TO BE DONE
Without the pictures, repeat the listing character for character.

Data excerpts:
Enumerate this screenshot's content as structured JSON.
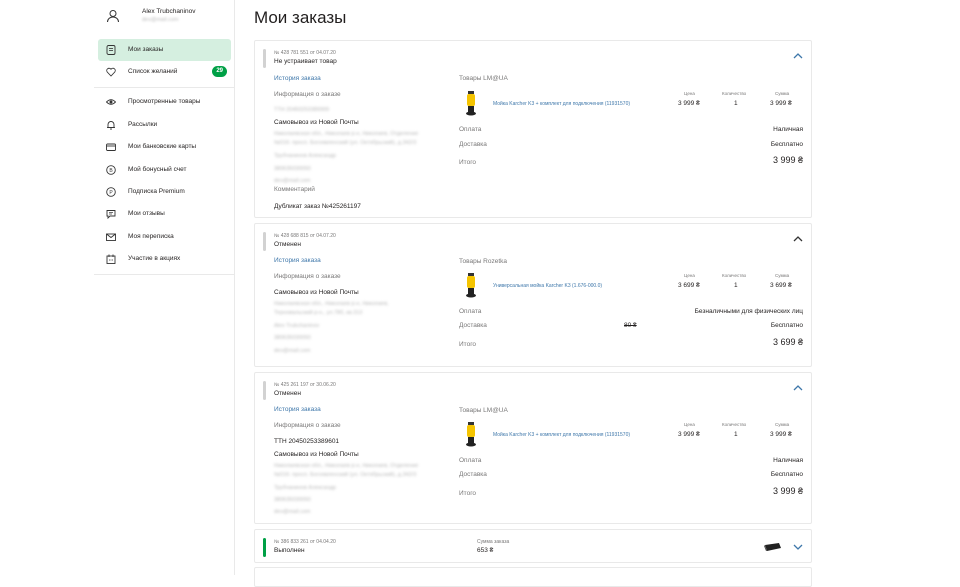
{
  "user": {
    "name": "Alex Trubchaninov",
    "email": "dev@mail.com"
  },
  "sidebar": {
    "items": [
      {
        "label": "Мои заказы"
      },
      {
        "label": "Список желаний",
        "count": "29"
      },
      {
        "label": "Просмотренные товары"
      },
      {
        "label": "Рассылки"
      },
      {
        "label": "Мои банковские карты"
      },
      {
        "label": "Мой бонусный счет"
      },
      {
        "label": "Подписка Premium"
      },
      {
        "label": "Мои отзывы"
      },
      {
        "label": "Моя переписка"
      },
      {
        "label": "Участие в акциях"
      }
    ]
  },
  "page": {
    "title": "Мои заказы"
  },
  "orders": [
    {
      "number": "№ 428 781 551 от 04.07.20",
      "status": "Не устраивает товар",
      "history_link": "История заказа",
      "info_label": "Информация о заказе",
      "ttn": "ТТН 20450253389999",
      "delivery_method": "Самовывоз из Новой Почты",
      "address_line1": "Николаевская обл., Николаев р-н, Николаев, Отделение",
      "address_line2": "№016: просп. Богоявленский (ул. Октябрьский), д.342/3",
      "recipient": "Трубчанинов Александр",
      "phone": "380635030050",
      "email": "dev@mail.com",
      "comment_label": "Комментарий",
      "duplicate": "Дубликат заказ №425261197",
      "seller": "Товары LM@UA",
      "product_name": "Мойка Karcher K3 + комплект для подключения (11931570)",
      "price_label": "Цена",
      "qty_label": "Количество",
      "sum_label": "Сумма",
      "price": "3 999 ₴",
      "qty": "1",
      "sum": "3 999 ₴",
      "payment_label": "Оплата",
      "payment": "Наличная",
      "delivery_label": "Доставка",
      "delivery": "Бесплатно",
      "total_label": "Итого",
      "total": "3 999 ₴"
    },
    {
      "number": "№ 428 688 815 от 04.07.20",
      "status": "Отменен",
      "history_link": "История заказа",
      "info_label": "Информация о заказе",
      "delivery_method": "Самовывоз из Новой Почты",
      "address_line1": "Николаевская обл., Николаев р-н, Николаев,",
      "address_line2": "Терновальский р-н., ул.78б, кв.313",
      "recipient": "Alex Trubchaninov",
      "phone": "380635030050",
      "email": "dev@mail.com",
      "seller": "Товары Rozetka",
      "product_name": "Универсальная мойка Karcher K3 (1.676-000.0)",
      "price_label": "Цена",
      "qty_label": "Количество",
      "sum_label": "Сумма",
      "price": "3 699 ₴",
      "qty": "1",
      "sum": "3 699 ₴",
      "payment_label": "Оплата",
      "payment": "Безналичными для физических лиц",
      "delivery_label": "Доставка",
      "delivery_old": "80 ₴",
      "delivery": "Бесплатно",
      "total_label": "Итого",
      "total": "3 699 ₴"
    },
    {
      "number": "№ 425 261 197 от 30.06.20",
      "status": "Отменен",
      "history_link": "История заказа",
      "info_label": "Информация о заказе",
      "ttn": "ТТН 20450253389601",
      "delivery_method": "Самовывоз из Новой Почты",
      "address_line1": "Николаевская обл., Николаев р-н, Николаев, Отделение",
      "address_line2": "№016: просп. Богоявленский (ул. Октябрьский), д.342/3",
      "recipient": "Трубчанинов Александр",
      "phone": "380635030050",
      "email": "dev@mail.com",
      "seller": "Товары LM@UA",
      "product_name": "Мойка Karcher K3 + комплект для подключения (11931570)",
      "price_label": "Цена",
      "qty_label": "Количество",
      "sum_label": "Сумма",
      "price": "3 999 ₴",
      "qty": "1",
      "sum": "3 999 ₴",
      "payment_label": "Оплата",
      "payment": "Наличная",
      "delivery_label": "Доставка",
      "delivery": "Бесплатно",
      "total_label": "Итого",
      "total": "3 999 ₴"
    },
    {
      "number": "№ 386 833 261 от 04.04.20",
      "status": "Выполнен",
      "sum_label": "Сумма заказа",
      "sum": "653 ₴"
    }
  ],
  "colors": {
    "accent": "#00a046",
    "link": "#3e77aa",
    "active_bg": "#d5efe0",
    "muted": "#797878"
  },
  "icons": [
    "user-icon",
    "orders-icon",
    "heart-icon",
    "eye-icon",
    "bell-icon",
    "card-icon",
    "bonus-icon",
    "premium-icon",
    "reviews-icon",
    "mail-icon",
    "calendar-icon",
    "chevron-up-icon",
    "chevron-down-icon"
  ]
}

FINAL RESULT
Enumerate this screenshot's content as structured JSON.
{
  "user": {
    "name": "Alex Trubchaninov",
    "email": "dev@mail.com"
  },
  "sidebar": {
    "items": [
      {
        "label": "Мои заказы"
      },
      {
        "label": "Список желаний",
        "count": "29"
      },
      {
        "label": "Просмотренные товары"
      },
      {
        "label": "Рассылки"
      },
      {
        "label": "Мои банковские карты"
      },
      {
        "label": "Мой бонусный счет"
      },
      {
        "label": "Подписка Premium"
      },
      {
        "label": "Мои отзывы"
      },
      {
        "label": "Моя переписка"
      },
      {
        "label": "Участие в акциях"
      }
    ]
  },
  "page": {
    "title": "Мои заказы"
  },
  "orders": [
    {
      "number": "№ 428 781 551 от 04.07.20",
      "status": "Не устраивает товар",
      "history_link": "История заказа",
      "info_label": "Информация о заказе",
      "ttn": "ТТН 20450253389999",
      "delivery_method": "Самовывоз из Новой Почты",
      "address_line1": "Николаевская обл., Николаев р-н, Николаев, Отделение",
      "address_line2": "№016: просп. Богоявленский (ул. Октябрьский), д.342/3",
      "recipient": "Трубчанинов Александр",
      "phone": "380635030050",
      "email": "dev@mail.com",
      "comment_label": "Комментарий",
      "duplicate": "Дубликат заказ №425261197",
      "seller": "Товары LM@UA",
      "product_name": "Мойка Karcher K3 + комплект для подключения (11931570)",
      "price_label": "Цена",
      "qty_label": "Количество",
      "sum_label": "Сумма",
      "price": "3 999 ₴",
      "qty": "1",
      "sum": "3 999 ₴",
      "payment_label": "Оплата",
      "payment": "Наличная",
      "delivery_label": "Доставка",
      "delivery": "Бесплатно",
      "total_label": "Итого",
      "total": "3 999 ₴"
    },
    {
      "number": "№ 428 688 815 от 04.07.20",
      "status": "Отменен",
      "history_link": "История заказа",
      "info_label": "Информация о заказе",
      "delivery_method": "Самовывоз из Новой Почты",
      "address_line1": "Николаевская обл., Николаев р-н, Николаев,",
      "address_line2": "Терновальский р-н., ул.78б, кв.313",
      "recipient": "Alex Trubchaninov",
      "phone": "380635030050",
      "email": "dev@mail.com",
      "seller": "Товары Rozetka",
      "product_name": "Универсальная мойка Karcher K3 (1.676-000.0)",
      "price_label": "Цена",
      "qty_label": "Количество",
      "sum_label": "Сумма",
      "price": "3 699 ₴",
      "qty": "1",
      "sum": "3 699 ₴",
      "payment_label": "Оплата",
      "payment": "Безналичными для физических лиц",
      "delivery_label": "Доставка",
      "delivery_old": "80 ₴",
      "delivery": "Бесплатно",
      "total_label": "Итого",
      "total": "3 699 ₴"
    },
    {
      "number": "№ 425 261 197 от 30.06.20",
      "status": "Отменен",
      "history_link": "История заказа",
      "info_label": "Информация о заказе",
      "ttn": "ТТН 20450253389601",
      "delivery_method": "Самовывоз из Новой Почты",
      "address_line1": "Николаевская обл., Николаев р-н, Николаев, Отделение",
      "address_line2": "№016: просп. Богоявленский (ул. Октябрьский), д.342/3",
      "recipient": "Трубчанинов Александр",
      "phone": "380635030050",
      "email": "dev@mail.com",
      "seller": "Товары LM@UA",
      "product_name": "Мойка Karcher K3 + комплект для подключения (11931570)",
      "price_label": "Цена",
      "qty_label": "Количество",
      "sum_label": "Сумма",
      "price": "3 999 ₴",
      "qty": "1",
      "sum": "3 999 ₴",
      "payment_label": "Оплата",
      "payment": "Наличная",
      "delivery_label": "Доставка",
      "delivery": "Бесплатно",
      "total_label": "Итого",
      "total": "3 999 ₴"
    },
    {
      "number": "№ 386 833 261 от 04.04.20",
      "status": "Выполнен",
      "sum_label": "Сумма заказа",
      "sum": "653 ₴"
    }
  ],
  "colors": {
    "accent": "#00a046",
    "link": "#3e77aa",
    "active_bg": "#d5efe0",
    "muted": "#797878"
  },
  "icons": [
    "user-icon",
    "orders-icon",
    "heart-icon",
    "eye-icon",
    "bell-icon",
    "card-icon",
    "bonus-icon",
    "premium-icon",
    "reviews-icon",
    "mail-icon",
    "calendar-icon",
    "chevron-up-icon",
    "chevron-down-icon"
  ]
}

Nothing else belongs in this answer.